GIVEN INSTRUCTION ▸
Can you pull out each line of the data below that includes the word "title"?

RECORD EXTRACTS ▸
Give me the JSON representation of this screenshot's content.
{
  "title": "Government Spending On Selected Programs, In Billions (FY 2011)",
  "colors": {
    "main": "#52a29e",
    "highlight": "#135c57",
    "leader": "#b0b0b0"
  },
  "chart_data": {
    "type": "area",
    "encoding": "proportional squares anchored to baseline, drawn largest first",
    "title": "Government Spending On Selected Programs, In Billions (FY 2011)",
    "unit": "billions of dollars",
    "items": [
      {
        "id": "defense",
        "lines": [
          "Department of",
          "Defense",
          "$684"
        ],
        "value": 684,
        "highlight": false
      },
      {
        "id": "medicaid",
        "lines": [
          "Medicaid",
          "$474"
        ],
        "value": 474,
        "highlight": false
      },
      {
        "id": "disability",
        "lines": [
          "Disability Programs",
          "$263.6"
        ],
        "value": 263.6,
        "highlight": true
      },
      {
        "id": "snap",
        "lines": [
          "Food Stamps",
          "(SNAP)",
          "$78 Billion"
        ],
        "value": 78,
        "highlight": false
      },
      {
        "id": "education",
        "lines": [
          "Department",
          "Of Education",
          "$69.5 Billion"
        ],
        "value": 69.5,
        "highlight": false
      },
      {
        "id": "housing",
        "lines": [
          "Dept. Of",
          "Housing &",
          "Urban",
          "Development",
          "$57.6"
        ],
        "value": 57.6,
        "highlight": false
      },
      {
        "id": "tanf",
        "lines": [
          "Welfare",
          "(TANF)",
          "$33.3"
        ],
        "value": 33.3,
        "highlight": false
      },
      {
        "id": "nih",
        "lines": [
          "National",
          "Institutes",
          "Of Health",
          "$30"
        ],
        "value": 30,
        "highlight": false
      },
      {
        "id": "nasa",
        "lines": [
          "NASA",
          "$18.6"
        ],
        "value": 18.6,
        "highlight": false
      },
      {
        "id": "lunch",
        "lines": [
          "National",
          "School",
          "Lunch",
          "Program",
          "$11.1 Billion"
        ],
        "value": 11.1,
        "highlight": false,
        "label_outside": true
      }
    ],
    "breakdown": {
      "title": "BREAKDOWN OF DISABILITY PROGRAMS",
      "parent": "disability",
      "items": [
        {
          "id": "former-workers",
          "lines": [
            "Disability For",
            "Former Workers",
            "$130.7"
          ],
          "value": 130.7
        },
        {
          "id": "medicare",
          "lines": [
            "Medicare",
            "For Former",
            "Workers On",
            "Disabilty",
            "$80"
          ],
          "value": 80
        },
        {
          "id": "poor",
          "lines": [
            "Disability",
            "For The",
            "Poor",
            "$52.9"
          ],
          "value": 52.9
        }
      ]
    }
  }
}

RESPONSE ▸
  "title": "Government Spending On Selected Programs, In Billions (FY 2011)",
    "title": "Government Spending On Selected Programs, In Billions (FY 2011)",
      "title": "BREAKDOWN OF DISABILITY PROGRAMS",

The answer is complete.